> [Exercise] Extract all lines containing "JSON".

> [Figure contents as structured data]
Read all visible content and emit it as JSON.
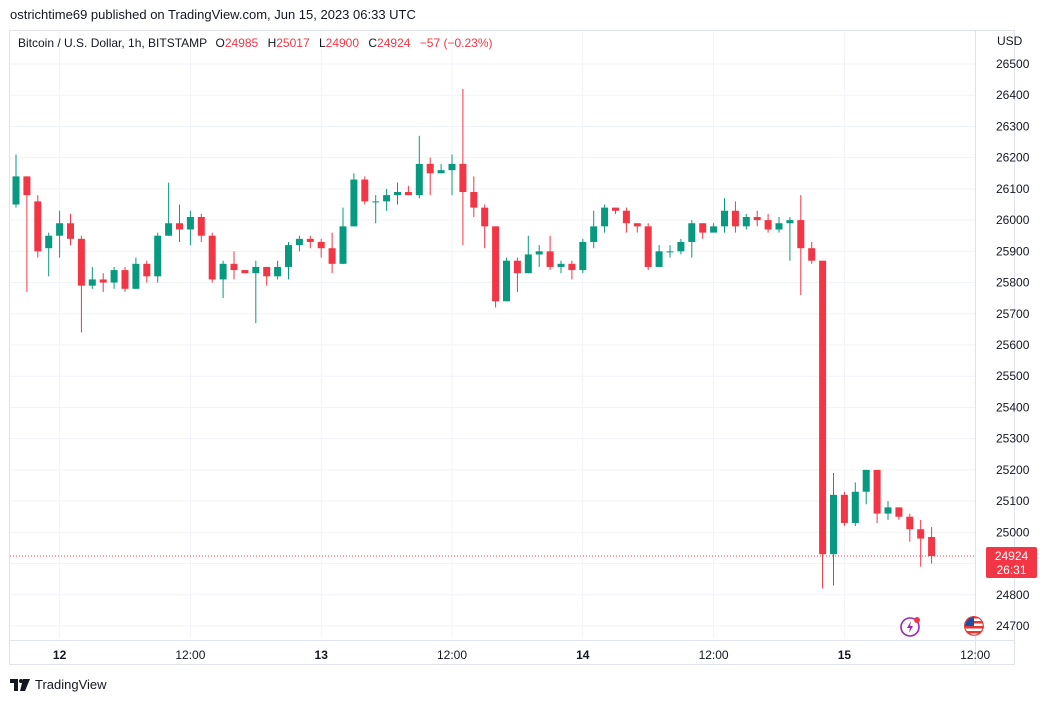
{
  "publisher": "ostrichtime69 published on TradingView.com, Jun 15, 2023 06:33 UTC",
  "legend": {
    "symbol": "Bitcoin / U.S. Dollar, 1h, BITSTAMP",
    "o_label": "O",
    "o": "24985",
    "h_label": "H",
    "h": "25017",
    "l_label": "L",
    "l": "24900",
    "c_label": "C",
    "c": "24924",
    "change": "−57 (−0.23%)"
  },
  "currency": "USD",
  "price_tag": {
    "price": "24924",
    "countdown": "26:31"
  },
  "footer": {
    "brand": "TradingView"
  },
  "icons": [
    "tradingview-logo-icon",
    "lightning-icon",
    "us-flag-icon"
  ],
  "colors": {
    "up": "#089981",
    "down": "#f23645",
    "grid": "#f0f3fa",
    "text": "#131722"
  },
  "chart_data": {
    "type": "candlestick",
    "y_ticks": [
      24700,
      24800,
      24900,
      25000,
      25100,
      25200,
      25300,
      25400,
      25500,
      25600,
      25700,
      25800,
      25900,
      26000,
      26100,
      26200,
      26300,
      26400,
      26500
    ],
    "x_ticks": [
      {
        "label": "12",
        "bar": 4,
        "bold": true
      },
      {
        "label": "12:00",
        "bar": 16,
        "bold": false
      },
      {
        "label": "13",
        "bar": 28,
        "bold": true
      },
      {
        "label": "12:00",
        "bar": 40,
        "bold": false
      },
      {
        "label": "14",
        "bar": 52,
        "bold": true
      },
      {
        "label": "12:00",
        "bar": 64,
        "bold": false
      },
      {
        "label": "15",
        "bar": 76,
        "bold": true
      },
      {
        "label": "12:00",
        "bar": 88,
        "bold": false
      }
    ],
    "ylim": [
      24650,
      26560
    ],
    "grid": true,
    "last_price": 24924,
    "candles": [
      [
        26050,
        26140,
        26210,
        26040
      ],
      [
        26140,
        26080,
        26140,
        25770
      ],
      [
        26060,
        25900,
        26080,
        25880
      ],
      [
        25910,
        25950,
        25960,
        25820
      ],
      [
        25950,
        25990,
        26030,
        25880
      ],
      [
        25990,
        25940,
        26020,
        25920
      ],
      [
        25940,
        25790,
        25950,
        25640
      ],
      [
        25790,
        25810,
        25850,
        25780
      ],
      [
        25810,
        25800,
        25830,
        25770
      ],
      [
        25800,
        25840,
        25850,
        25780
      ],
      [
        25840,
        25780,
        25850,
        25770
      ],
      [
        25780,
        25860,
        25880,
        25780
      ],
      [
        25860,
        25820,
        25870,
        25800
      ],
      [
        25820,
        25950,
        25960,
        25800
      ],
      [
        25950,
        25990,
        26120,
        25950
      ],
      [
        25990,
        25970,
        26050,
        25930
      ],
      [
        25970,
        26010,
        26030,
        25920
      ],
      [
        26010,
        25950,
        26020,
        25930
      ],
      [
        25950,
        25810,
        25960,
        25800
      ],
      [
        25810,
        25860,
        25870,
        25750
      ],
      [
        25860,
        25840,
        25900,
        25810
      ],
      [
        25840,
        25830,
        25840,
        25830
      ],
      [
        25830,
        25850,
        25870,
        25670
      ],
      [
        25850,
        25820,
        25850,
        25790
      ],
      [
        25820,
        25850,
        25870,
        25810
      ],
      [
        25850,
        25920,
        25930,
        25810
      ],
      [
        25920,
        25940,
        25950,
        25900
      ],
      [
        25940,
        25930,
        25950,
        25910
      ],
      [
        25930,
        25910,
        25940,
        25880
      ],
      [
        25910,
        25860,
        25960,
        25830
      ],
      [
        25860,
        25980,
        26040,
        25860
      ],
      [
        25980,
        26130,
        26150,
        25980
      ],
      [
        26130,
        26060,
        26140,
        26050
      ],
      [
        26060,
        26060,
        26080,
        25990
      ],
      [
        26060,
        26080,
        26100,
        26030
      ],
      [
        26080,
        26090,
        26120,
        26050
      ],
      [
        26090,
        26080,
        26110,
        26080
      ],
      [
        26080,
        26180,
        26270,
        26070
      ],
      [
        26180,
        26150,
        26200,
        26080
      ],
      [
        26150,
        26160,
        26180,
        26150
      ],
      [
        26160,
        26180,
        26210,
        26080
      ],
      [
        26180,
        26090,
        26420,
        25920
      ],
      [
        26090,
        26040,
        26140,
        26010
      ],
      [
        26040,
        25980,
        26050,
        25910
      ],
      [
        25980,
        25740,
        25980,
        25720
      ],
      [
        25740,
        25870,
        25880,
        25740
      ],
      [
        25870,
        25830,
        25880,
        25770
      ],
      [
        25830,
        25890,
        25950,
        25830
      ],
      [
        25890,
        25900,
        25920,
        25850
      ],
      [
        25900,
        25850,
        25950,
        25840
      ],
      [
        25850,
        25860,
        25870,
        25830
      ],
      [
        25860,
        25840,
        25870,
        25810
      ],
      [
        25840,
        25930,
        25940,
        25830
      ],
      [
        25930,
        25980,
        26030,
        25910
      ],
      [
        25980,
        26040,
        26050,
        25960
      ],
      [
        26040,
        26030,
        26040,
        26020
      ],
      [
        26030,
        25990,
        26040,
        25960
      ],
      [
        25990,
        25980,
        25990,
        25960
      ],
      [
        25980,
        25850,
        25990,
        25840
      ],
      [
        25850,
        25900,
        25920,
        25850
      ],
      [
        25900,
        25900,
        25920,
        25880
      ],
      [
        25900,
        25930,
        25940,
        25890
      ],
      [
        25930,
        25990,
        26000,
        25880
      ],
      [
        25990,
        25960,
        25990,
        25940
      ],
      [
        25960,
        25980,
        25990,
        25960
      ],
      [
        25980,
        26030,
        26070,
        25960
      ],
      [
        26030,
        25980,
        26060,
        25960
      ],
      [
        25980,
        26010,
        26020,
        25970
      ],
      [
        26010,
        26000,
        26030,
        25980
      ],
      [
        26000,
        25970,
        26020,
        25960
      ],
      [
        25970,
        25990,
        26010,
        25960
      ],
      [
        25990,
        26000,
        26010,
        25870
      ],
      [
        26000,
        25910,
        26080,
        25760
      ],
      [
        25910,
        25870,
        25930,
        25860
      ],
      [
        25870,
        24930,
        25870,
        24820
      ],
      [
        24930,
        25120,
        25190,
        24830
      ],
      [
        25120,
        25030,
        25130,
        25020
      ],
      [
        25030,
        25130,
        25160,
        25020
      ],
      [
        25130,
        25200,
        25200,
        25090
      ],
      [
        25200,
        25060,
        25200,
        25030
      ],
      [
        25060,
        25080,
        25100,
        25040
      ],
      [
        25080,
        25050,
        25080,
        25040
      ],
      [
        25050,
        25010,
        25060,
        24970
      ],
      [
        25010,
        24980,
        25040,
        24890
      ],
      [
        24985,
        24924,
        25017,
        24900
      ]
    ]
  }
}
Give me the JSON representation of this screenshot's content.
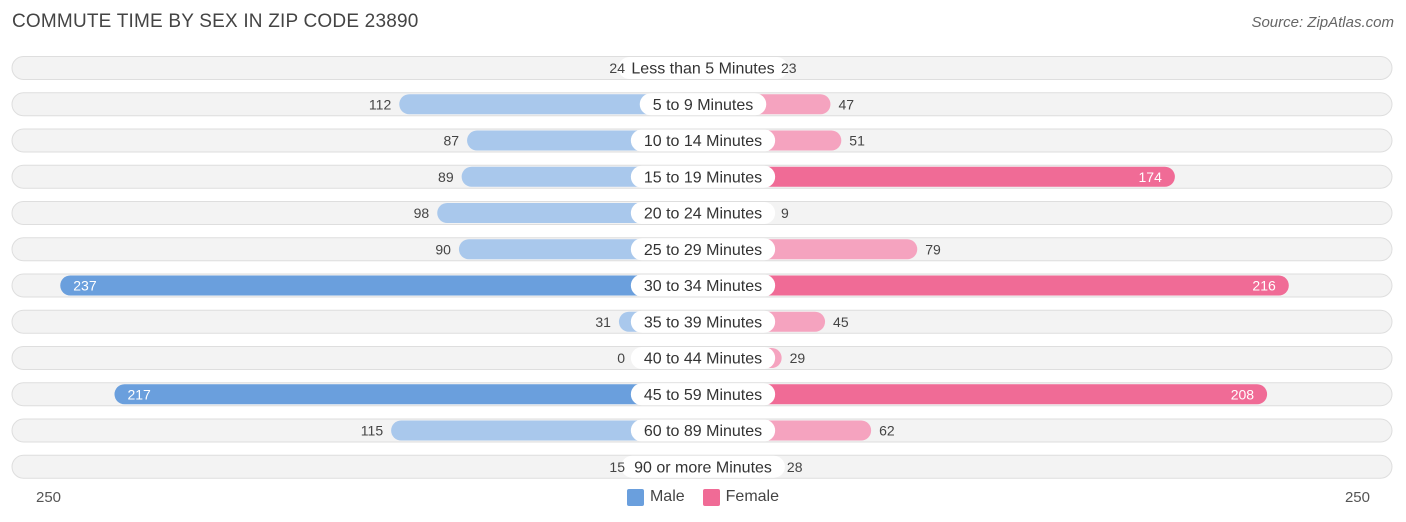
{
  "title": "COMMUTE TIME BY SEX IN ZIP CODE 23890",
  "source": "Source: ZipAtlas.com",
  "colors": {
    "male": "#6a9fdd",
    "male_light": "#a9c8ec",
    "female": "#f06b96",
    "female_light": "#f5a3bf"
  },
  "axis": {
    "left_label": "250",
    "right_label": "250"
  },
  "legend": {
    "male": "Male",
    "female": "Female"
  },
  "chart_data": {
    "type": "bar",
    "orientation": "horizontal-diverging",
    "xlim": [
      -250,
      250
    ],
    "categories": [
      "Less than 5 Minutes",
      "5 to 9 Minutes",
      "10 to 14 Minutes",
      "15 to 19 Minutes",
      "20 to 24 Minutes",
      "25 to 29 Minutes",
      "30 to 34 Minutes",
      "35 to 39 Minutes",
      "40 to 44 Minutes",
      "45 to 59 Minutes",
      "60 to 89 Minutes",
      "90 or more Minutes"
    ],
    "series": [
      {
        "name": "Male",
        "values": [
          24,
          112,
          87,
          89,
          98,
          90,
          237,
          31,
          0,
          217,
          115,
          15
        ]
      },
      {
        "name": "Female",
        "values": [
          23,
          47,
          51,
          174,
          9,
          79,
          216,
          45,
          29,
          208,
          62,
          28
        ]
      }
    ]
  }
}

> [Output for this exercise]
Read all visible content and emit it as JSON.
Give me the JSON representation of this screenshot's content.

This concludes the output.